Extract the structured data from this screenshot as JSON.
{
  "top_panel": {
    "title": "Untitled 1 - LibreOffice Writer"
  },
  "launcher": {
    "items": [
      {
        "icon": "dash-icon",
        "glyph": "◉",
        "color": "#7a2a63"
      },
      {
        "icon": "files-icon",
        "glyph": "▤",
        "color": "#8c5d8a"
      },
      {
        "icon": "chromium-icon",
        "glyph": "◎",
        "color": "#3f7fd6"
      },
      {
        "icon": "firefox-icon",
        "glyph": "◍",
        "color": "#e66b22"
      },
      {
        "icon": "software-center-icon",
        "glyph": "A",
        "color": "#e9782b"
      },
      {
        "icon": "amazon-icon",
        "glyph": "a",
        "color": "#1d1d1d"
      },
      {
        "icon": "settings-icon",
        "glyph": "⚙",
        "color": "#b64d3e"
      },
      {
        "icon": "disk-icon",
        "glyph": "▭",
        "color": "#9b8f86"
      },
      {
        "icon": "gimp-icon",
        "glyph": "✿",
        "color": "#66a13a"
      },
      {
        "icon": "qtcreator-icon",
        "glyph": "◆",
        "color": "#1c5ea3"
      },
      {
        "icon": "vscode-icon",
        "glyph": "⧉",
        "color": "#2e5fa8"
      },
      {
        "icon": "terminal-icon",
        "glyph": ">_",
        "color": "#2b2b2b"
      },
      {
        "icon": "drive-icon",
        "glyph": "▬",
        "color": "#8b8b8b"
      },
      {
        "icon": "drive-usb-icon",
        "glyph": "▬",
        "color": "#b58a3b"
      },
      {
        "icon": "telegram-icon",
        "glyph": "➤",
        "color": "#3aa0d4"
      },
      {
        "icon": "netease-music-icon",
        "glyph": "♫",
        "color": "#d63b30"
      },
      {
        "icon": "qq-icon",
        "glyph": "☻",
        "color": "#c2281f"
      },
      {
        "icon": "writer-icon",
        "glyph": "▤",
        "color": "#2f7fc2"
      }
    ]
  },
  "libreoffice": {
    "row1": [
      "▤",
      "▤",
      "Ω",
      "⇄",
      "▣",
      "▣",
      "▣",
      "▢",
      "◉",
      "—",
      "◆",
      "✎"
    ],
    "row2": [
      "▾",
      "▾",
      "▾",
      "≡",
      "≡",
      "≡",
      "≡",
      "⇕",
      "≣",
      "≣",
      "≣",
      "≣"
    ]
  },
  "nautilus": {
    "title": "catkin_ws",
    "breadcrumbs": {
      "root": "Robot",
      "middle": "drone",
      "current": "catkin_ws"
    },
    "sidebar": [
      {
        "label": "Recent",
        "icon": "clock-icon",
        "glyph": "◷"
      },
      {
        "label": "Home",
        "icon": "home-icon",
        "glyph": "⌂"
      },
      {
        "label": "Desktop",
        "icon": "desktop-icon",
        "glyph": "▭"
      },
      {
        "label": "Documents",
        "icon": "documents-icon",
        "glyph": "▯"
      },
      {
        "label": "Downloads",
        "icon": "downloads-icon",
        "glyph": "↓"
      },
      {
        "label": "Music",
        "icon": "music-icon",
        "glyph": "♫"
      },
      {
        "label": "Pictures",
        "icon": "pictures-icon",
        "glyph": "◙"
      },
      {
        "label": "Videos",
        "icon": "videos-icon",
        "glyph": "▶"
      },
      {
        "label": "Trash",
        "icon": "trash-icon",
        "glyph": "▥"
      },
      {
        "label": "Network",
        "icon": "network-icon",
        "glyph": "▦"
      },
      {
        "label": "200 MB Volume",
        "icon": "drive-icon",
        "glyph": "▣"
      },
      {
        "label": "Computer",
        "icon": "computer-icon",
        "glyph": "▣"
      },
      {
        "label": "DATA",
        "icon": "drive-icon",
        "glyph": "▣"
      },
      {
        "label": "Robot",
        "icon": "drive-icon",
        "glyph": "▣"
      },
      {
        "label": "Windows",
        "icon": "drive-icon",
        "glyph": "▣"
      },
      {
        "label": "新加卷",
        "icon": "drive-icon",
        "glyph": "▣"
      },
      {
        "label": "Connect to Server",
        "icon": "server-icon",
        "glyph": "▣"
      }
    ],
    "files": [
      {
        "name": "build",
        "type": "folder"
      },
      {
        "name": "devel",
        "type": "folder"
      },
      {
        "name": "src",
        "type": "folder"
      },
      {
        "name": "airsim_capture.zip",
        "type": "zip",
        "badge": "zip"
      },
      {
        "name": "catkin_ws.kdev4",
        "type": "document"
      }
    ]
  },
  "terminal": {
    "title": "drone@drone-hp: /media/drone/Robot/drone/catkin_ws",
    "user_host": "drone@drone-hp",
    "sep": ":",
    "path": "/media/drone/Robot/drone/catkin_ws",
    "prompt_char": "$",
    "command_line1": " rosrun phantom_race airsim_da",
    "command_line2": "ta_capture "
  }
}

______________________________

* _WHAT THIS TASK INVOLVES_
Using the data above, repeat every line exactly.

* _ANSWER TO THE PROBLEM_
Extract the structured data from this screenshot as JSON.
{
  "top_panel": {
    "title": "Untitled 1 - LibreOffice Writer"
  },
  "launcher": {
    "items": [
      {
        "icon": "dash-icon",
        "glyph": "◉",
        "color": "#7a2a63"
      },
      {
        "icon": "files-icon",
        "glyph": "▤",
        "color": "#8c5d8a"
      },
      {
        "icon": "chromium-icon",
        "glyph": "◎",
        "color": "#3f7fd6"
      },
      {
        "icon": "firefox-icon",
        "glyph": "◍",
        "color": "#e66b22"
      },
      {
        "icon": "software-center-icon",
        "glyph": "A",
        "color": "#e9782b"
      },
      {
        "icon": "amazon-icon",
        "glyph": "a",
        "color": "#1d1d1d"
      },
      {
        "icon": "settings-icon",
        "glyph": "⚙",
        "color": "#b64d3e"
      },
      {
        "icon": "disk-icon",
        "glyph": "▭",
        "color": "#9b8f86"
      },
      {
        "icon": "gimp-icon",
        "glyph": "✿",
        "color": "#66a13a"
      },
      {
        "icon": "qtcreator-icon",
        "glyph": "◆",
        "color": "#1c5ea3"
      },
      {
        "icon": "vscode-icon",
        "glyph": "⧉",
        "color": "#2e5fa8"
      },
      {
        "icon": "terminal-icon",
        "glyph": ">_",
        "color": "#2b2b2b"
      },
      {
        "icon": "drive-icon",
        "glyph": "▬",
        "color": "#8b8b8b"
      },
      {
        "icon": "drive-usb-icon",
        "glyph": "▬",
        "color": "#b58a3b"
      },
      {
        "icon": "telegram-icon",
        "glyph": "➤",
        "color": "#3aa0d4"
      },
      {
        "icon": "netease-music-icon",
        "glyph": "♫",
        "color": "#d63b30"
      },
      {
        "icon": "qq-icon",
        "glyph": "☻",
        "color": "#c2281f"
      },
      {
        "icon": "writer-icon",
        "glyph": "▤",
        "color": "#2f7fc2"
      }
    ]
  },
  "libreoffice": {
    "row1": [
      "▤",
      "▤",
      "Ω",
      "⇄",
      "▣",
      "▣",
      "▣",
      "▢",
      "◉",
      "—",
      "◆",
      "✎"
    ],
    "row2": [
      "▾",
      "▾",
      "▾",
      "≡",
      "≡",
      "≡",
      "≡",
      "⇕",
      "≣",
      "≣",
      "≣",
      "≣"
    ]
  },
  "nautilus": {
    "title": "catkin_ws",
    "breadcrumbs": {
      "root": "Robot",
      "middle": "drone",
      "current": "catkin_ws"
    },
    "sidebar": [
      {
        "label": "Recent",
        "icon": "clock-icon",
        "glyph": "◷"
      },
      {
        "label": "Home",
        "icon": "home-icon",
        "glyph": "⌂"
      },
      {
        "label": "Desktop",
        "icon": "desktop-icon",
        "glyph": "▭"
      },
      {
        "label": "Documents",
        "icon": "documents-icon",
        "glyph": "▯"
      },
      {
        "label": "Downloads",
        "icon": "downloads-icon",
        "glyph": "↓"
      },
      {
        "label": "Music",
        "icon": "music-icon",
        "glyph": "♫"
      },
      {
        "label": "Pictures",
        "icon": "pictures-icon",
        "glyph": "◙"
      },
      {
        "label": "Videos",
        "icon": "videos-icon",
        "glyph": "▶"
      },
      {
        "label": "Trash",
        "icon": "trash-icon",
        "glyph": "▥"
      },
      {
        "label": "Network",
        "icon": "network-icon",
        "glyph": "▦"
      },
      {
        "label": "200 MB Volume",
        "icon": "drive-icon",
        "glyph": "▣"
      },
      {
        "label": "Computer",
        "icon": "computer-icon",
        "glyph": "▣"
      },
      {
        "label": "DATA",
        "icon": "drive-icon",
        "glyph": "▣"
      },
      {
        "label": "Robot",
        "icon": "drive-icon",
        "glyph": "▣"
      },
      {
        "label": "Windows",
        "icon": "drive-icon",
        "glyph": "▣"
      },
      {
        "label": "新加卷",
        "icon": "drive-icon",
        "glyph": "▣"
      },
      {
        "label": "Connect to Server",
        "icon": "server-icon",
        "glyph": "▣"
      }
    ],
    "files": [
      {
        "name": "build",
        "type": "folder"
      },
      {
        "name": "devel",
        "type": "folder"
      },
      {
        "name": "src",
        "type": "folder"
      },
      {
        "name": "airsim_capture.zip",
        "type": "zip",
        "badge": "zip"
      },
      {
        "name": "catkin_ws.kdev4",
        "type": "document"
      }
    ]
  },
  "terminal": {
    "title": "drone@drone-hp: /media/drone/Robot/drone/catkin_ws",
    "user_host": "drone@drone-hp",
    "sep": ":",
    "path": "/media/drone/Robot/drone/catkin_ws",
    "prompt_char": "$",
    "command_line1": " rosrun phantom_race airsim_da",
    "command_line2": "ta_capture "
  }
}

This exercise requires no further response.